== Supplied data ==

..............................

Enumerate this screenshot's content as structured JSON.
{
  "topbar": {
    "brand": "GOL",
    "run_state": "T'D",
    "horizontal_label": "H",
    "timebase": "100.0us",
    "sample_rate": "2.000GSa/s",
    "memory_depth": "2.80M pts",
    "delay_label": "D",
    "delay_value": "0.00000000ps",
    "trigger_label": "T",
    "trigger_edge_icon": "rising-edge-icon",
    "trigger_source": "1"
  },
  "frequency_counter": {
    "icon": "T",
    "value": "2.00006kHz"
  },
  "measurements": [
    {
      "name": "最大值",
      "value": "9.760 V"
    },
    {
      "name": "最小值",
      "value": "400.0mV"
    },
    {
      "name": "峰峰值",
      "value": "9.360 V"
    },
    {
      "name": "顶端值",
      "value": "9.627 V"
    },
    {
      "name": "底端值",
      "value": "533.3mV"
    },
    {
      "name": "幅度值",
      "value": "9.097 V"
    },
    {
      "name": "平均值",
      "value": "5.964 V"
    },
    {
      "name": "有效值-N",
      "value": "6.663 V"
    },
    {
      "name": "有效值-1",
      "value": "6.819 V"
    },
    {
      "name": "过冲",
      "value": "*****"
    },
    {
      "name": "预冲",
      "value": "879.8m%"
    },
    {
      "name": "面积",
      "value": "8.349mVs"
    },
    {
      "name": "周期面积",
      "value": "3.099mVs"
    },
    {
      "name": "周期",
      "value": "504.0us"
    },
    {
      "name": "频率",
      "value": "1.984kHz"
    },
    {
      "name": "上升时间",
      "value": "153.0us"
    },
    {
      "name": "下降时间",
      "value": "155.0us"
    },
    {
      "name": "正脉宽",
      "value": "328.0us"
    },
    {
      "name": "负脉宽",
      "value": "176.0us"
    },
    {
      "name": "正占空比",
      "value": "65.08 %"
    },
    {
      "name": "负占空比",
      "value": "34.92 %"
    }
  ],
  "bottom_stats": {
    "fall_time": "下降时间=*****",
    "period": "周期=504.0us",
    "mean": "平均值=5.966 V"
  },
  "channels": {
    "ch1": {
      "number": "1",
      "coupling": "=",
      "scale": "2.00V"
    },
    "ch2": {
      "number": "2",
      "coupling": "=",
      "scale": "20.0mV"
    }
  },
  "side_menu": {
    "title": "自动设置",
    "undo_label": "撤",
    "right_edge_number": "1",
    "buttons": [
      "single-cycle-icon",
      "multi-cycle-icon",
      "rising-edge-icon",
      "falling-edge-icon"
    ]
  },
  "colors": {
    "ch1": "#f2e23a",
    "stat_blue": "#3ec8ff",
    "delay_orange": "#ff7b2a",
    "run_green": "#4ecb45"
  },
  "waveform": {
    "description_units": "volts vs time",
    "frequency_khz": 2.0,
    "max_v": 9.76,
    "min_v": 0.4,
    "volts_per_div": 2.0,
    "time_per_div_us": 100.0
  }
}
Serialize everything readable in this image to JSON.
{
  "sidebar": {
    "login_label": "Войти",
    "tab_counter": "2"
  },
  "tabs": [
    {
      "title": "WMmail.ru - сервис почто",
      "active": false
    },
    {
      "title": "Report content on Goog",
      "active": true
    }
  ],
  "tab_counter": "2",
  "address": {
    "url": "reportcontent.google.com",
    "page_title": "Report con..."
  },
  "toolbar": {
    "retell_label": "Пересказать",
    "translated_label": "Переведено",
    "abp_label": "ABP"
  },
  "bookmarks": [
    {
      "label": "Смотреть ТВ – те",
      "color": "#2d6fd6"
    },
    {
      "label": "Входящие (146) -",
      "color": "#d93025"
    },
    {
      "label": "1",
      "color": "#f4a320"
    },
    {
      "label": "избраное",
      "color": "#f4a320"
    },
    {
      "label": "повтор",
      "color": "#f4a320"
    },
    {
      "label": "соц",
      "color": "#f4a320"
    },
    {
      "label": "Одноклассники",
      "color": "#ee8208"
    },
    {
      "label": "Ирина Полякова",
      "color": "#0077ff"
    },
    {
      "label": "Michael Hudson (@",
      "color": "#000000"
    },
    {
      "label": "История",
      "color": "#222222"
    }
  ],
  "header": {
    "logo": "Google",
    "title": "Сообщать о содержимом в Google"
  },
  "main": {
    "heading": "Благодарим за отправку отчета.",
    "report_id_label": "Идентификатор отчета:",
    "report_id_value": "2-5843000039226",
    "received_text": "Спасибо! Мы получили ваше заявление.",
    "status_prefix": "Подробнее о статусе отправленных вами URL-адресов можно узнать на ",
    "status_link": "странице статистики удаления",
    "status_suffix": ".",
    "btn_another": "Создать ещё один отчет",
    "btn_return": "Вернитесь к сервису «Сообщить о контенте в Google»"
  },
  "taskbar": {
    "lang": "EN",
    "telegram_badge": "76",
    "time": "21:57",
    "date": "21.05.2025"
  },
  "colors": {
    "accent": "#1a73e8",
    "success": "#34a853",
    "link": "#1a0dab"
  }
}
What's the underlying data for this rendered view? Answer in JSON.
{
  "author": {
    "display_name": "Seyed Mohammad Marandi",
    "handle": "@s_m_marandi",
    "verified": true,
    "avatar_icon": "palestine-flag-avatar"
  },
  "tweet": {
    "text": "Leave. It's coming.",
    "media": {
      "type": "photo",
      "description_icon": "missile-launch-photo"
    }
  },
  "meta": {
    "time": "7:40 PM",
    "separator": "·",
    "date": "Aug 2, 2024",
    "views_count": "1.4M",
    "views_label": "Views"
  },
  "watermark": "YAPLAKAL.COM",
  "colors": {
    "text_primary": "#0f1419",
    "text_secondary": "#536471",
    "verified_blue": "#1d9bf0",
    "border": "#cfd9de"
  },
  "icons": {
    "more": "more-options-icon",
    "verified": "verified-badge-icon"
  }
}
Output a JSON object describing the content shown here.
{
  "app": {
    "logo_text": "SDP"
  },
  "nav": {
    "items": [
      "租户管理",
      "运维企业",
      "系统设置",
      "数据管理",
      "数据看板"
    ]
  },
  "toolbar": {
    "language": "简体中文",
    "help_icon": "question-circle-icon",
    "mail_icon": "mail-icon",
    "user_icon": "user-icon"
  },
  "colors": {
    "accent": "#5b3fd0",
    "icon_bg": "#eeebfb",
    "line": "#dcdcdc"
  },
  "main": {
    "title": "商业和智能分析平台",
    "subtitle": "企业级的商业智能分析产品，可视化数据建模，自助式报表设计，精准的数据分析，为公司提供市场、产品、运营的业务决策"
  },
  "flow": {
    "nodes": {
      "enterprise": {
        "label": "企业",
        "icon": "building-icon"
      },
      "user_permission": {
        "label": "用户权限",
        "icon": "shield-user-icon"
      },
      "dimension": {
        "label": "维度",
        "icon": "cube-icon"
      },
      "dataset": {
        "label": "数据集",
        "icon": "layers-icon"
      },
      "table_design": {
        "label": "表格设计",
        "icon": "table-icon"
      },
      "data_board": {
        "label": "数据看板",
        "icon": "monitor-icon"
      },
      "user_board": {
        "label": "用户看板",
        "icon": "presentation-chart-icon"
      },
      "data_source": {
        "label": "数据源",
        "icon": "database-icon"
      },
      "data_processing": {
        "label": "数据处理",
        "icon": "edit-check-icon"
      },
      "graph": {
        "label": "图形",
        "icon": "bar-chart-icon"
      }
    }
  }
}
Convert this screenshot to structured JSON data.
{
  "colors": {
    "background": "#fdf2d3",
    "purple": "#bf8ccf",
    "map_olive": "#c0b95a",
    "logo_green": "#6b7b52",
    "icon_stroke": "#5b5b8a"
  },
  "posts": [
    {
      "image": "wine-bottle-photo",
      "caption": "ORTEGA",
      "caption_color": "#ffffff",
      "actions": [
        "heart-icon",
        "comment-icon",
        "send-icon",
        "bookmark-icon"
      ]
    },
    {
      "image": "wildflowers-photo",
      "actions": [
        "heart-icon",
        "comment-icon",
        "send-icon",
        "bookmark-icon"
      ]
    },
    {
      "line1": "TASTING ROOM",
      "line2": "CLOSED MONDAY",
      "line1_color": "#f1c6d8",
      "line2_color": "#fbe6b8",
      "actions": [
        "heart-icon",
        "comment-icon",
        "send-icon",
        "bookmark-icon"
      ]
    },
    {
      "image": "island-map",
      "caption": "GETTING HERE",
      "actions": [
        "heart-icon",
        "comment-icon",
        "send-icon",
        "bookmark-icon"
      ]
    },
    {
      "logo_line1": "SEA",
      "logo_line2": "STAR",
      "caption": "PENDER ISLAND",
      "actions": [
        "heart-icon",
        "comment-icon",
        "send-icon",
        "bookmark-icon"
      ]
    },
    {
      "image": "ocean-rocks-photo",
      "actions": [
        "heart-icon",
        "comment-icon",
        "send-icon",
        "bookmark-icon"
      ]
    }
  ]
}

..............................

== What needs to be done ==
Everything from the line with "Convert this screenshot" through the last line of the material above should be echoed exactly, and nothing else.

== Task output ==
Convert this screenshot to structured JSON data.
{
  "colors": {
    "background": "#fdf2d3",
    "purple": "#bf8ccf",
    "map_olive": "#c0b95a",
    "logo_green": "#6b7b52",
    "icon_stroke": "#5b5b8a"
  },
  "posts": [
    {
      "image": "wine-bottle-photo",
      "caption": "ORTEGA",
      "caption_color": "#ffffff",
      "actions": [
        "heart-icon",
        "comment-icon",
        "send-icon",
        "bookmark-icon"
      ]
    },
    {
      "image": "wildflowers-photo",
      "actions": [
        "heart-icon",
        "comment-icon",
        "send-icon",
        "bookmark-icon"
      ]
    },
    {
      "line1": "TASTING ROOM",
      "line2": "CLOSED MONDAY",
      "line1_color": "#f1c6d8",
      "line2_color": "#fbe6b8",
      "actions": [
        "heart-icon",
        "comment-icon",
        "send-icon",
        "bookmark-icon"
      ]
    },
    {
      "image": "island-map",
      "caption": "GETTING HERE",
      "actions": [
        "heart-icon",
        "comment-icon",
        "send-icon",
        "bookmark-icon"
      ]
    },
    {
      "logo_line1": "SEA",
      "logo_line2": "STAR",
      "caption": "PENDER ISLAND",
      "actions": [
        "heart-icon",
        "comment-icon",
        "send-icon",
        "bookmark-icon"
      ]
    },
    {
      "image": "ocean-rocks-photo",
      "actions": [
        "heart-icon",
        "comment-icon",
        "send-icon",
        "bookmark-icon"
      ]
    }
  ]
}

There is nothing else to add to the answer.